## [Written problem]
From the records below, give the number of lines that contain the string "JSON", without any other text.

━━ Record list ━━

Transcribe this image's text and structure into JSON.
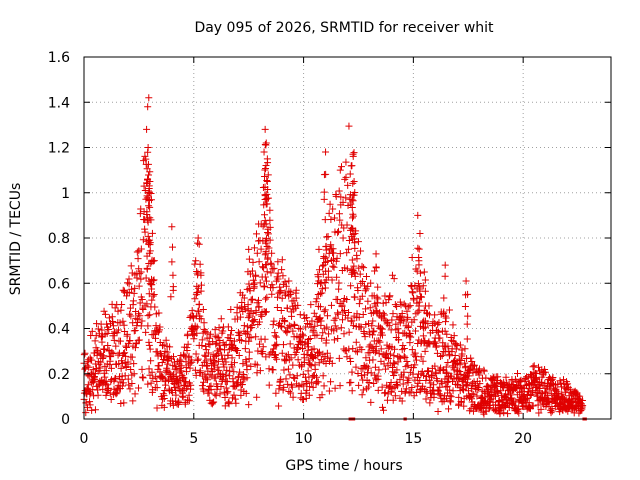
{
  "colors": {
    "series": "#e00000",
    "axis": "#000000",
    "grid": "#a0a0a0"
  },
  "chart_data": {
    "type": "scatter",
    "title": "Day 095 of 2026, SRMTID for receiver whit",
    "xlabel": "GPS time / hours",
    "ylabel": "SRMTID / TECUs",
    "xlim": [
      0,
      24
    ],
    "ylim": [
      0,
      1.6
    ],
    "xticks": [
      0,
      5,
      10,
      15,
      20
    ],
    "xtick_labels": [
      "0",
      "5",
      "10",
      "15",
      "20"
    ],
    "yticks": [
      0,
      0.2,
      0.4,
      0.6,
      0.8,
      1.0,
      1.2,
      1.4,
      1.6
    ],
    "ytick_labels": [
      "0",
      "0.2",
      "0.4",
      "0.6",
      "0.8",
      "1",
      "1.2",
      "1.4",
      "1.6"
    ],
    "grid": true,
    "marker": "plus",
    "sample_step_hours": 0.02,
    "series": [
      {
        "name": "SRMTID",
        "profile": [
          [
            0.0,
            0.18
          ],
          [
            0.5,
            0.22
          ],
          [
            1.0,
            0.28
          ],
          [
            1.5,
            0.3
          ],
          [
            2.0,
            0.35
          ],
          [
            2.5,
            0.45
          ],
          [
            2.8,
            0.7
          ],
          [
            3.0,
            0.6
          ],
          [
            3.3,
            0.3
          ],
          [
            3.8,
            0.2
          ],
          [
            4.2,
            0.15
          ],
          [
            4.6,
            0.2
          ],
          [
            5.0,
            0.35
          ],
          [
            5.2,
            0.5
          ],
          [
            5.5,
            0.25
          ],
          [
            6.0,
            0.22
          ],
          [
            6.5,
            0.25
          ],
          [
            7.0,
            0.3
          ],
          [
            7.5,
            0.35
          ],
          [
            8.0,
            0.55
          ],
          [
            8.3,
            0.7
          ],
          [
            8.6,
            0.45
          ],
          [
            9.0,
            0.4
          ],
          [
            9.5,
            0.35
          ],
          [
            10.0,
            0.25
          ],
          [
            10.5,
            0.3
          ],
          [
            11.0,
            0.5
          ],
          [
            11.5,
            0.6
          ],
          [
            12.0,
            0.7
          ],
          [
            12.3,
            0.65
          ],
          [
            12.7,
            0.4
          ],
          [
            13.5,
            0.3
          ],
          [
            14.0,
            0.35
          ],
          [
            14.5,
            0.3
          ],
          [
            15.0,
            0.4
          ],
          [
            15.5,
            0.3
          ],
          [
            16.0,
            0.25
          ],
          [
            16.5,
            0.3
          ],
          [
            17.0,
            0.2
          ],
          [
            18.0,
            0.13
          ],
          [
            19.0,
            0.1
          ],
          [
            20.0,
            0.11
          ],
          [
            20.8,
            0.15
          ],
          [
            21.5,
            0.09
          ],
          [
            22.0,
            0.1
          ],
          [
            22.7,
            0.05
          ]
        ],
        "spikes": [
          [
            2.95,
            1.42
          ],
          [
            2.9,
            1.38
          ],
          [
            2.85,
            1.28
          ],
          [
            2.92,
            1.2
          ],
          [
            3.0,
            1.05
          ],
          [
            2.95,
            0.97
          ],
          [
            3.05,
            0.88
          ],
          [
            8.25,
            1.28
          ],
          [
            8.3,
            1.22
          ],
          [
            8.2,
            1.18
          ],
          [
            8.35,
            1.05
          ],
          [
            8.3,
            0.95
          ],
          [
            11.0,
            1.18
          ],
          [
            10.95,
            1.08
          ],
          [
            12.25,
            1.17
          ],
          [
            12.2,
            1.12
          ],
          [
            12.3,
            1.05
          ],
          [
            12.15,
            0.95
          ],
          [
            15.2,
            0.9
          ],
          [
            15.3,
            0.82
          ],
          [
            15.5,
            0.65
          ],
          [
            16.45,
            0.68
          ],
          [
            17.4,
            0.61
          ],
          [
            4.0,
            0.85
          ],
          [
            5.2,
            0.8
          ],
          [
            7.5,
            0.75
          ],
          [
            10.7,
            0.75
          ],
          [
            13.3,
            0.73
          ]
        ],
        "line_spans": [
          [
            12.05,
            12.35
          ],
          [
            14.55,
            14.7
          ],
          [
            22.7,
            22.9
          ]
        ]
      }
    ]
  }
}
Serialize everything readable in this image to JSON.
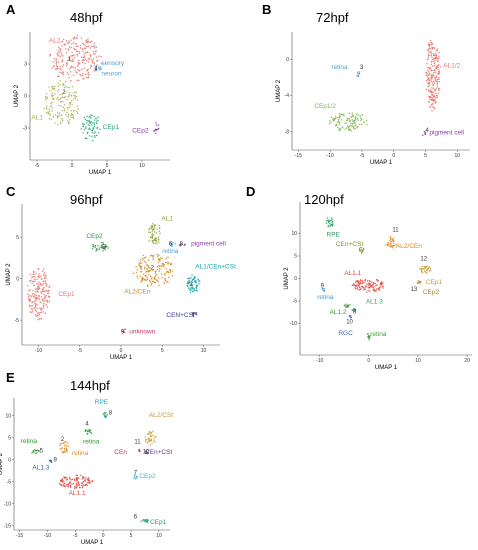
{
  "panels": [
    {
      "letter": "A",
      "title": "48hpf",
      "xlabel": "UMAP 1",
      "ylabel": "UMAP 2",
      "xticks": [
        -5,
        0,
        5,
        10
      ],
      "yticks": [
        3,
        0,
        -3
      ],
      "xlim": [
        -6,
        14
      ],
      "ylim": [
        -6,
        6
      ],
      "clusters": [
        {
          "name": "AL2",
          "color": "#e8726a",
          "cx": 0.5,
          "cy": 3.5,
          "rx": 3.5,
          "ry": 2.2,
          "n": 230,
          "num": "1"
        },
        {
          "name": "sensory neuron",
          "color": "#4a9fd6",
          "cx": 3.7,
          "cy": 2.6,
          "rx": 0.5,
          "ry": 0.3,
          "n": 12,
          "num": "4"
        },
        {
          "name": "AL1",
          "color": "#a8b04a",
          "cx": -1.5,
          "cy": -0.7,
          "rx": 2.5,
          "ry": 2.0,
          "n": 150,
          "num": "2"
        },
        {
          "name": "CEp1",
          "color": "#2aa77a",
          "cx": 2.7,
          "cy": -3.0,
          "rx": 1.4,
          "ry": 1.2,
          "n": 70,
          "num": ""
        },
        {
          "name": "CEp2",
          "color": "#8a3aa6",
          "cx": 12.0,
          "cy": -3.0,
          "rx": 0.4,
          "ry": 0.6,
          "n": 12,
          "num": ""
        }
      ],
      "labels": [
        {
          "text": "AL2",
          "color": "#e8726a",
          "x": -3.3,
          "y": 5.0
        },
        {
          "text": "sensory",
          "color": "#4a9fd6",
          "x": 4.2,
          "y": 2.9
        },
        {
          "text": "neuron",
          "color": "#4a9fd6",
          "x": 4.2,
          "y": 1.9
        },
        {
          "text": "AL1",
          "color": "#a8b04a",
          "x": -5.8,
          "y": -2.2
        },
        {
          "text": "CEp1",
          "color": "#2aa77a",
          "x": 4.4,
          "y": -3.1
        },
        {
          "text": "CEp2",
          "color": "#8a3aa6",
          "x": 8.6,
          "y": -3.4
        }
      ],
      "numbers": [
        {
          "text": "1",
          "x": -0.6,
          "y": 3.3
        },
        {
          "text": "4",
          "x": 3.2,
          "y": 2.4
        },
        {
          "text": "2",
          "x": -1.4,
          "y": 0.2
        }
      ]
    },
    {
      "letter": "B",
      "title": "72hpf",
      "xlabel": "UMAP 1",
      "ylabel": "UMAP 2",
      "xticks": [
        -15,
        -10,
        -5,
        0,
        5,
        10
      ],
      "yticks": [
        0,
        -4,
        -8
      ],
      "xlim": [
        -16,
        12
      ],
      "ylim": [
        -10,
        3
      ],
      "clusters": [
        {
          "name": "AL1/2",
          "color": "#e8726a",
          "cx": 6.2,
          "cy": -1.5,
          "rx": 1.1,
          "ry": 4.0,
          "n": 220,
          "num": ""
        },
        {
          "name": "retina",
          "color": "#4a9fd6",
          "cx": -5.6,
          "cy": -1.6,
          "rx": 0.3,
          "ry": 0.3,
          "n": 8,
          "num": "3"
        },
        {
          "name": "CEp1/2",
          "color": "#7ab84a",
          "cx": -7.0,
          "cy": -6.9,
          "rx": 3.0,
          "ry": 1.0,
          "n": 110,
          "num": ""
        },
        {
          "name": "pigment cell",
          "color": "#8a3aa6",
          "cx": 4.8,
          "cy": -8.2,
          "rx": 0.3,
          "ry": 0.3,
          "n": 6,
          "num": ""
        }
      ],
      "labels": [
        {
          "text": "AL1/2",
          "color": "#e8726a",
          "x": 7.8,
          "y": -0.9
        },
        {
          "text": "retina",
          "color": "#4a9fd6",
          "x": -9.8,
          "y": -1.1
        },
        {
          "text": "CEp1/2",
          "color": "#7ab84a",
          "x": -12.5,
          "y": -5.4
        },
        {
          "text": "pigment cell",
          "color": "#8a3aa6",
          "x": 5.6,
          "y": -8.3
        }
      ],
      "numbers": [
        {
          "text": "3",
          "x": -5.3,
          "y": -1.1
        },
        {
          "text": "4",
          "x": 5.0,
          "y": -8.0
        }
      ]
    },
    {
      "letter": "C",
      "title": "96hpf",
      "xlabel": "UMAP 1",
      "ylabel": "UMAP 2",
      "xticks": [
        -10,
        -5,
        0,
        5,
        10
      ],
      "yticks": [
        5,
        0,
        -5
      ],
      "xlim": [
        -12,
        12
      ],
      "ylim": [
        -8,
        9
      ],
      "clusters": [
        {
          "name": "CEp1",
          "color": "#e8726a",
          "cx": -10.0,
          "cy": -1.8,
          "rx": 1.4,
          "ry": 3.0,
          "n": 180,
          "num": ""
        },
        {
          "name": "CEp2",
          "color": "#2a9a3a",
          "cx": -2.5,
          "cy": 3.8,
          "rx": 1.0,
          "ry": 0.6,
          "n": 35,
          "num": ""
        },
        {
          "name": "AL1",
          "color": "#8aa030",
          "cx": 4.1,
          "cy": 5.4,
          "rx": 0.9,
          "ry": 1.3,
          "n": 55,
          "num": ""
        },
        {
          "name": "retina",
          "color": "#4a9fd6",
          "cx": 6.3,
          "cy": 4.1,
          "rx": 0.3,
          "ry": 0.3,
          "n": 8,
          "num": ""
        },
        {
          "name": "pigment cell",
          "color": "#8a3aa6",
          "cx": 7.5,
          "cy": 4.1,
          "rx": 0.4,
          "ry": 0.2,
          "n": 8,
          "num": ""
        },
        {
          "name": "AL2/CEn",
          "color": "#d08a1a",
          "cx": 4.0,
          "cy": 1.0,
          "rx": 2.4,
          "ry": 2.0,
          "n": 160,
          "num": ""
        },
        {
          "name": "AL1/CEn+CSt",
          "color": "#1aa6a0",
          "cx": 8.8,
          "cy": -0.7,
          "rx": 0.8,
          "ry": 1.1,
          "n": 60,
          "num": ""
        },
        {
          "name": "CEN+CSt",
          "color": "#3a3a9a",
          "cx": 8.9,
          "cy": -4.2,
          "rx": 0.3,
          "ry": 0.3,
          "n": 8,
          "num": ""
        },
        {
          "name": "unknown",
          "color": "#c8306a",
          "cx": 0.4,
          "cy": -6.3,
          "rx": 0.3,
          "ry": 0.3,
          "n": 6,
          "num": ""
        }
      ],
      "labels": [
        {
          "text": "CEp1",
          "color": "#e8726a",
          "x": -7.6,
          "y": -2.1
        },
        {
          "text": "CEp2",
          "color": "#2a9a3a",
          "x": -4.2,
          "y": 4.9
        },
        {
          "text": "AL1",
          "color": "#8aa030",
          "x": 4.9,
          "y": 7.0
        },
        {
          "text": "pigment cell",
          "color": "#8a3aa6",
          "x": 8.5,
          "y": 4.0
        },
        {
          "text": "retina",
          "color": "#4a9fd6",
          "x": 5.0,
          "y": 3.1
        },
        {
          "text": "AL2/CEn",
          "color": "#d08a1a",
          "x": 0.4,
          "y": -1.8
        },
        {
          "text": "AL1/CEn+CSt",
          "color": "#1aa6a0",
          "x": 9.0,
          "y": 1.2
        },
        {
          "text": "CEN+CSt",
          "color": "#3a3a9a",
          "x": 5.5,
          "y": -4.6
        },
        {
          "text": "unknown",
          "color": "#c8306a",
          "x": 1.0,
          "y": -6.6
        }
      ],
      "numbers": [
        {
          "text": "5",
          "x": -2.3,
          "y": 3.6
        },
        {
          "text": "6",
          "x": 5.8,
          "y": 4.0
        },
        {
          "text": "8",
          "x": 7.1,
          "y": 4.0
        },
        {
          "text": "2",
          "x": 3.6,
          "y": 1.1
        },
        {
          "text": "3",
          "x": 8.3,
          "y": -0.9
        },
        {
          "text": "7",
          "x": 8.6,
          "y": -4.6
        },
        {
          "text": "9",
          "x": 0.0,
          "y": -6.6
        }
      ]
    },
    {
      "letter": "D",
      "title": "120hpf",
      "xlabel": "UMAP 1",
      "ylabel": "UMAP 2",
      "xticks": [
        -10,
        0,
        10,
        20
      ],
      "yticks": [
        10,
        5,
        0,
        -5,
        -10
      ],
      "xlim": [
        -14,
        21
      ],
      "ylim": [
        -17,
        17
      ],
      "clusters": [
        {
          "name": "RPE",
          "color": "#2aa060",
          "cx": -8.0,
          "cy": 12.5,
          "rx": 0.8,
          "ry": 1.2,
          "n": 25,
          "num": ""
        },
        {
          "name": "CEn+CSt",
          "color": "#7a9a20",
          "cx": -1.5,
          "cy": 6.4,
          "rx": 0.5,
          "ry": 0.7,
          "n": 15,
          "num": ""
        },
        {
          "name": "AL2/CEn",
          "color": "#e08a2a",
          "cx": 4.6,
          "cy": 8.0,
          "rx": 1.0,
          "ry": 1.3,
          "n": 35,
          "num": ""
        },
        {
          "name": "AL1.1",
          "color": "#e04a40",
          "cx": 0.0,
          "cy": -1.5,
          "rx": 3.5,
          "ry": 1.5,
          "n": 110,
          "num": ""
        },
        {
          "name": "CEp1",
          "color": "#c89a30",
          "cx": 11.5,
          "cy": 2.0,
          "rx": 1.2,
          "ry": 0.9,
          "n": 30,
          "num": ""
        },
        {
          "name": "CEp2",
          "color": "#b08030",
          "cx": 10.3,
          "cy": -0.8,
          "rx": 0.4,
          "ry": 0.4,
          "n": 8,
          "num": ""
        },
        {
          "name": "retina",
          "color": "#4a9fd6",
          "cx": -9.2,
          "cy": -2.5,
          "rx": 0.3,
          "ry": 0.4,
          "n": 8,
          "num": ""
        },
        {
          "name": "AL1.2",
          "color": "#3a9a3a",
          "cx": -4.5,
          "cy": -6.0,
          "rx": 0.7,
          "ry": 0.4,
          "n": 15,
          "num": ""
        },
        {
          "name": "AL1.3",
          "color": "#3a9a6a",
          "cx": -3.0,
          "cy": -7.0,
          "rx": 0.4,
          "ry": 0.4,
          "n": 10,
          "num": ""
        },
        {
          "name": "RGC",
          "color": "#4a6ab6",
          "cx": -3.8,
          "cy": -8.5,
          "rx": 0.3,
          "ry": 0.3,
          "n": 6,
          "num": ""
        },
        {
          "name": "retina",
          "color": "#3a9a3a",
          "cx": 0.0,
          "cy": -13.0,
          "rx": 0.3,
          "ry": 0.8,
          "n": 12,
          "num": ""
        }
      ],
      "labels": [
        {
          "text": "RPE",
          "color": "#2aa060",
          "x": -8.6,
          "y": 9.3
        },
        {
          "text": "CEn+CSt",
          "color": "#7a9a20",
          "x": -6.7,
          "y": 7.2
        },
        {
          "text": "AL2/CEn",
          "color": "#e08a2a",
          "x": 5.5,
          "y": 6.8
        },
        {
          "text": "AL1.1",
          "color": "#e04a40",
          "x": -5.0,
          "y": 0.8
        },
        {
          "text": "CEp1",
          "color": "#c89a30",
          "x": 11.6,
          "y": -1.2
        },
        {
          "text": "CEp2",
          "color": "#b08030",
          "x": 11.0,
          "y": -3.4
        },
        {
          "text": "retina",
          "color": "#4a9fd6",
          "x": -10.5,
          "y": -4.6
        },
        {
          "text": "AL1.2",
          "color": "#3a9a3a",
          "x": -8.0,
          "y": -7.9
        },
        {
          "text": "AL1.3",
          "color": "#3a9a6a",
          "x": -0.6,
          "y": -5.6
        },
        {
          "text": "RGC",
          "color": "#4a6ab6",
          "x": -6.2,
          "y": -12.6
        },
        {
          "text": "retina",
          "color": "#3a9a3a",
          "x": 0.3,
          "y": -12.8
        }
      ],
      "numbers": [
        {
          "text": "11",
          "x": 4.8,
          "y": 10.4
        },
        {
          "text": "12",
          "x": 10.5,
          "y": 4.0
        },
        {
          "text": "13",
          "x": 8.5,
          "y": -2.8
        },
        {
          "text": "9",
          "x": -9.8,
          "y": -2.0
        },
        {
          "text": "8",
          "x": -3.2,
          "y": -7.8
        },
        {
          "text": "10",
          "x": -4.6,
          "y": -10.0
        }
      ]
    },
    {
      "letter": "E",
      "title": "144hpf",
      "xlabel": "UMAP 1",
      "ylabel": "UMAP 2",
      "xticks": [
        -15,
        -10,
        -5,
        0,
        5,
        10
      ],
      "yticks": [
        10,
        5,
        0,
        -5,
        -10,
        -15
      ],
      "xlim": [
        -16,
        12
      ],
      "ylim": [
        -16,
        14
      ],
      "clusters": [
        {
          "name": "RPE",
          "color": "#2aa060",
          "cx": 0.4,
          "cy": 10.3,
          "rx": 0.4,
          "ry": 0.8,
          "n": 12,
          "num": ""
        },
        {
          "name": "retina",
          "color": "#2a9a2a",
          "cx": -2.7,
          "cy": 6.3,
          "rx": 0.8,
          "ry": 0.5,
          "n": 15,
          "num": ""
        },
        {
          "name": "retina",
          "color": "#e08a2a",
          "cx": -7.0,
          "cy": 2.8,
          "rx": 0.8,
          "ry": 1.4,
          "n": 30,
          "num": ""
        },
        {
          "name": "retina",
          "color": "#2a9a2a",
          "cx": -12.2,
          "cy": 1.8,
          "rx": 0.8,
          "ry": 0.5,
          "n": 15,
          "num": ""
        },
        {
          "name": "AL1.3",
          "color": "#3a5a9a",
          "cx": -9.5,
          "cy": -0.5,
          "rx": 0.3,
          "ry": 0.4,
          "n": 6,
          "num": ""
        },
        {
          "name": "AL1.1",
          "color": "#e04a40",
          "cx": -5.0,
          "cy": -5.0,
          "rx": 3.0,
          "ry": 1.5,
          "n": 110,
          "num": ""
        },
        {
          "name": "AL2/CSt",
          "color": "#c89a30",
          "cx": 8.5,
          "cy": 5.0,
          "rx": 1.0,
          "ry": 1.8,
          "n": 35,
          "num": ""
        },
        {
          "name": "CEn",
          "color": "#c8306a",
          "cx": 6.5,
          "cy": 2.0,
          "rx": 0.3,
          "ry": 0.3,
          "n": 6,
          "num": ""
        },
        {
          "name": "CEn+CSt",
          "color": "#6a3aa6",
          "cx": 7.8,
          "cy": 1.6,
          "rx": 0.3,
          "ry": 0.3,
          "n": 6,
          "num": ""
        },
        {
          "name": "CEp2",
          "color": "#4ab8d6",
          "cx": 5.8,
          "cy": -4.0,
          "rx": 0.4,
          "ry": 0.6,
          "n": 10,
          "num": ""
        },
        {
          "name": "CEp1",
          "color": "#1aa080",
          "cx": 7.5,
          "cy": -14.0,
          "rx": 0.7,
          "ry": 0.4,
          "n": 15,
          "num": ""
        }
      ],
      "labels": [
        {
          "text": "RPE",
          "color": "#2aa7c8",
          "x": -1.5,
          "y": 12.6
        },
        {
          "text": "AL2/CSt",
          "color": "#c89a30",
          "x": 8.2,
          "y": 9.7
        },
        {
          "text": "retina",
          "color": "#2a9a2a",
          "x": -3.6,
          "y": 3.7
        },
        {
          "text": "retina",
          "color": "#2a9a2a",
          "x": -14.8,
          "y": 3.8
        },
        {
          "text": "retina",
          "color": "#e08a2a",
          "x": -5.6,
          "y": 1.0
        },
        {
          "text": "CEn",
          "color": "#c8306a",
          "x": 2.0,
          "y": 1.3
        },
        {
          "text": "CEn+CSt",
          "color": "#6a3aa6",
          "x": 7.5,
          "y": 1.3
        },
        {
          "text": "AL1.3",
          "color": "#3a5a9a",
          "x": -12.7,
          "y": -2.2
        },
        {
          "text": "CEp2",
          "color": "#4ab8d6",
          "x": 6.5,
          "y": -4.2
        },
        {
          "text": "AL1.1",
          "color": "#e04a40",
          "x": -6.2,
          "y": -8.0
        },
        {
          "text": "CEp1",
          "color": "#1aa080",
          "x": 8.4,
          "y": -14.6
        }
      ],
      "numbers": [
        {
          "text": "8",
          "x": 1.0,
          "y": 10.3
        },
        {
          "text": "4",
          "x": -3.2,
          "y": 7.8
        },
        {
          "text": "5",
          "x": -11.4,
          "y": 1.6
        },
        {
          "text": "2",
          "x": -7.6,
          "y": 4.2
        },
        {
          "text": "9",
          "x": -8.9,
          "y": -0.4
        },
        {
          "text": "11",
          "x": 5.6,
          "y": 3.7
        },
        {
          "text": "10",
          "x": 7.1,
          "y": 1.4
        },
        {
          "text": "7",
          "x": 5.5,
          "y": -3.4
        },
        {
          "text": "6",
          "x": 5.5,
          "y": -13.4
        }
      ]
    }
  ]
}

━━━

## [Exercise output]
2